Required work: Show every line where "title" occurs.

------

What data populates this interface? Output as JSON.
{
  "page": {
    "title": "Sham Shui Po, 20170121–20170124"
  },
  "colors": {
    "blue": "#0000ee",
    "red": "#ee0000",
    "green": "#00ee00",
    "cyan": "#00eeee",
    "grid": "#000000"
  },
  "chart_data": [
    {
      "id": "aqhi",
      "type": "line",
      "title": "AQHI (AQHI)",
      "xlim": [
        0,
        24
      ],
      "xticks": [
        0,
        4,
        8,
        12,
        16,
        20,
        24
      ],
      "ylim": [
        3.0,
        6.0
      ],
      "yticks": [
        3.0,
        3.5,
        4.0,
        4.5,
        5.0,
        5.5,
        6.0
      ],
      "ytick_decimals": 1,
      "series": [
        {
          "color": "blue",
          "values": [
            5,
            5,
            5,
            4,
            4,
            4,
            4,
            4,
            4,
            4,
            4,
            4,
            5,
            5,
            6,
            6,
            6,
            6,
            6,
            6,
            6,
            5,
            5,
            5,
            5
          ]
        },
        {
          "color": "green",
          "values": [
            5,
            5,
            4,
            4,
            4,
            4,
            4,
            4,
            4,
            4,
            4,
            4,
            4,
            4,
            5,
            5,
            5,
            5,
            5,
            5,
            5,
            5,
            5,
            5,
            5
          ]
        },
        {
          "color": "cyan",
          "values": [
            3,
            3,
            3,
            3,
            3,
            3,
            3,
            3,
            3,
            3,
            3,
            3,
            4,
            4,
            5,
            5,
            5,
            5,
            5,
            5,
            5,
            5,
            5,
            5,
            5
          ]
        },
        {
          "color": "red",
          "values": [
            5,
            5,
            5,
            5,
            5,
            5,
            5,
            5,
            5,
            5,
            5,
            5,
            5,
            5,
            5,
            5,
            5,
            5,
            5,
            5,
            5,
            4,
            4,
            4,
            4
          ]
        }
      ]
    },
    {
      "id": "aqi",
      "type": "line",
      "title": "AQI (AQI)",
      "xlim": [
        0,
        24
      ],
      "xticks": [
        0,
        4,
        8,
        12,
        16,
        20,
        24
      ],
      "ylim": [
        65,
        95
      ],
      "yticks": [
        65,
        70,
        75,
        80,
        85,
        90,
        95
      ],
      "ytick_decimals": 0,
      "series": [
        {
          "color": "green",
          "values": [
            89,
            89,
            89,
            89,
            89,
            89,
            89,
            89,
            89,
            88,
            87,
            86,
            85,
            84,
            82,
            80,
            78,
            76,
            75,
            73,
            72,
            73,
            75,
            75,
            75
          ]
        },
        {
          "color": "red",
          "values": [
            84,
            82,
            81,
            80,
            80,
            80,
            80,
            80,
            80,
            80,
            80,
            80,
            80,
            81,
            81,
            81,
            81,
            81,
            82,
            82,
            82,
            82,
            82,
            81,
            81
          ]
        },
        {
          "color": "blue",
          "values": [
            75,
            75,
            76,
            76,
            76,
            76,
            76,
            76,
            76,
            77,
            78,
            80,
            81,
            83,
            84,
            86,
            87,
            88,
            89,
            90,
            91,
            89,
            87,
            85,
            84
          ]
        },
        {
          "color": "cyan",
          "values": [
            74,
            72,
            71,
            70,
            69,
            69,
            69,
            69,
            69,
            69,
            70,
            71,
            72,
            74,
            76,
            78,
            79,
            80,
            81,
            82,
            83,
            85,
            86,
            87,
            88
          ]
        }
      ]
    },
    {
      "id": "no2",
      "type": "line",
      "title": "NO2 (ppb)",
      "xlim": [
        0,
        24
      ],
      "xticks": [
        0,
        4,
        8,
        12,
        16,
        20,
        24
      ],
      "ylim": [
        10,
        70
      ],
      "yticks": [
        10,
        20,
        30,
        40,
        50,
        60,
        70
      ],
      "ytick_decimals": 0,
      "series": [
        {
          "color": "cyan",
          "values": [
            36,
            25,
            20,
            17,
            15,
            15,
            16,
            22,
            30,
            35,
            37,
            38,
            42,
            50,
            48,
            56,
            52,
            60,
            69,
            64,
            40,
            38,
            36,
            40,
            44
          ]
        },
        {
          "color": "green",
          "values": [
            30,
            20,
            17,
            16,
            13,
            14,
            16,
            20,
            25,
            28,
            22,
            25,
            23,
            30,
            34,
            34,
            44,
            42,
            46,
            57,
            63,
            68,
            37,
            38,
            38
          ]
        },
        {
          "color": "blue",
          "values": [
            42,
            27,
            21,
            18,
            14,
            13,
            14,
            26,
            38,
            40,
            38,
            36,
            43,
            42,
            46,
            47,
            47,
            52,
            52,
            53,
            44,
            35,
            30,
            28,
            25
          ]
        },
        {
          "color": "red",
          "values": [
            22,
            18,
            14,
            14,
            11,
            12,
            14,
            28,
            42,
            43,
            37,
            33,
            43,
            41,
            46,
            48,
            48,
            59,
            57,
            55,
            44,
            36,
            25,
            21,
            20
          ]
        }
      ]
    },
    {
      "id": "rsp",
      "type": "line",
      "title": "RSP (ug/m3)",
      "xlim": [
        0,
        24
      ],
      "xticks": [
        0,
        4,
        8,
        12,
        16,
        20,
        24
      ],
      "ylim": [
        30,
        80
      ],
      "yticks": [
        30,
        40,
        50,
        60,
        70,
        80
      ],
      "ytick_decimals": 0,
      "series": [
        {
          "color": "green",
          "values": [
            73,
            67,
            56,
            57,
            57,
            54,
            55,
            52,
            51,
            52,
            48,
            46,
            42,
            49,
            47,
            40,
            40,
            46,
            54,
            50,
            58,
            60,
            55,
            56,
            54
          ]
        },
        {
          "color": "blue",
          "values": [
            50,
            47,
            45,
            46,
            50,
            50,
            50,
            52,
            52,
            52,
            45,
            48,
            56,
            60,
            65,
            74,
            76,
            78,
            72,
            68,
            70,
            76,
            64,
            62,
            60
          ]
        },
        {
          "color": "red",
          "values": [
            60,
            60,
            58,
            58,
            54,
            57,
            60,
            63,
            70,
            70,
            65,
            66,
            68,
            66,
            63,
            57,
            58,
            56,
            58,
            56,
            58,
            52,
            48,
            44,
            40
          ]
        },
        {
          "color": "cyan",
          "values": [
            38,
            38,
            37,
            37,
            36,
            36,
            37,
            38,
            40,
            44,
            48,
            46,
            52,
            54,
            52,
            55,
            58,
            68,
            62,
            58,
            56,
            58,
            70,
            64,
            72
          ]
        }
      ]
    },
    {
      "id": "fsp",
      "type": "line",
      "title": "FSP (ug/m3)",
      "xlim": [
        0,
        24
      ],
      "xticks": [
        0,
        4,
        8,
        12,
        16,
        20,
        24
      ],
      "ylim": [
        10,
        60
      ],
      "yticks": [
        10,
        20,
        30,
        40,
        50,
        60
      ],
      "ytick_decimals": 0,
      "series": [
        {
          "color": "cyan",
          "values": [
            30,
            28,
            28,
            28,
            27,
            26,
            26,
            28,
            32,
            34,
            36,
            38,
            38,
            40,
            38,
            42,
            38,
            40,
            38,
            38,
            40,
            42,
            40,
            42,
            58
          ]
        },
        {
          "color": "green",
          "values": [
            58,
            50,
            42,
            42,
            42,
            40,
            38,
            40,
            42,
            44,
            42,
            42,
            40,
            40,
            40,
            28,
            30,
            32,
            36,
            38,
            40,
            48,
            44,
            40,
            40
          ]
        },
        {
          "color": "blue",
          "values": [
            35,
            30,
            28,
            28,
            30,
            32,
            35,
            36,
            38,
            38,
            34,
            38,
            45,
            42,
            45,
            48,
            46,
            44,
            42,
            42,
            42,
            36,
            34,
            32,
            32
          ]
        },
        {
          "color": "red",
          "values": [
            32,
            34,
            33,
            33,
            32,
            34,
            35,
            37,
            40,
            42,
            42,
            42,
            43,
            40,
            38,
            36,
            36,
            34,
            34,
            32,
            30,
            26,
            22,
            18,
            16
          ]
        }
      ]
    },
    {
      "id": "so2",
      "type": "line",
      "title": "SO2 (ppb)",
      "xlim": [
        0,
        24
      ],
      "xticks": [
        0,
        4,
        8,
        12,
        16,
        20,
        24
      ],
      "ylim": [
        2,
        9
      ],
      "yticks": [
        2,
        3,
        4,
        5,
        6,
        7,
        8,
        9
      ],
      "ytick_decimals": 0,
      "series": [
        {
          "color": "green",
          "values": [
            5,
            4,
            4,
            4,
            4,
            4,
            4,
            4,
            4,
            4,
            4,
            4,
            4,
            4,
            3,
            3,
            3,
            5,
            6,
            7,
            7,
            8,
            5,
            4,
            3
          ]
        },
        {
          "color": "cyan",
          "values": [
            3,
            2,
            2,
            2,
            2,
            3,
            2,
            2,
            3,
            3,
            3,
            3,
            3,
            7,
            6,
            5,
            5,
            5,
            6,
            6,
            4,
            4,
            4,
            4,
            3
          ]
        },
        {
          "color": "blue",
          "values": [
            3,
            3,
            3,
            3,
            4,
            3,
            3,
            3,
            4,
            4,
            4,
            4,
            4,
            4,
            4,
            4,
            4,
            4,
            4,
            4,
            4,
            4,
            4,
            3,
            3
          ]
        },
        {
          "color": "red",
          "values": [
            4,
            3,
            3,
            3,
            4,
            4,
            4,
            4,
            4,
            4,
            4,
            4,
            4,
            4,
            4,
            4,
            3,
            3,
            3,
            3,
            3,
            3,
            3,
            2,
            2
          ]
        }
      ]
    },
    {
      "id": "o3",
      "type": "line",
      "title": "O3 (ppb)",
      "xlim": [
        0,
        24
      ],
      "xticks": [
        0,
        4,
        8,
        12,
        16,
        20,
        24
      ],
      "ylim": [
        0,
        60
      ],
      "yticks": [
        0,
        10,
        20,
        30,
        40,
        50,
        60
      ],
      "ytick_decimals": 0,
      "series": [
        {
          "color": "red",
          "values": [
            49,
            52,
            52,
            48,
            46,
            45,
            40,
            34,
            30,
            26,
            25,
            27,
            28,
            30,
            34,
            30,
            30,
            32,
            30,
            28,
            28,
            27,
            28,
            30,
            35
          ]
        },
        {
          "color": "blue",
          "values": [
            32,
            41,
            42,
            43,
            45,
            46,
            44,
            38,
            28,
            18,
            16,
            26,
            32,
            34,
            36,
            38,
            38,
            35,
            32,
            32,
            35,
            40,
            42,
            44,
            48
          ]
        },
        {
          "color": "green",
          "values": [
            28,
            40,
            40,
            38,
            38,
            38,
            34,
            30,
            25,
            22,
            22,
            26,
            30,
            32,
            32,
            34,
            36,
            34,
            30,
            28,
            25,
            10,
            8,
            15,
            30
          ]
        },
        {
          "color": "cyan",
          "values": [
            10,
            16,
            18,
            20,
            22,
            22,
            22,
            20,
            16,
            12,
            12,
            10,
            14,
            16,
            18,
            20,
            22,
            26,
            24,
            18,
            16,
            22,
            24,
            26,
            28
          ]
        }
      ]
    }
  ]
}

------

Solved exercise:
    "title": "Sham Shui Po, 20170121–20170124"
      "title": "AQHI (AQHI)",
      "title": "AQI (AQI)",
      "title": "NO2 (ppb)",
      "title": "RSP (ug/m3)",
      "title": "FSP (ug/m3)",
      "title": "SO2 (ppb)",
      "title": "O3 (ppb)",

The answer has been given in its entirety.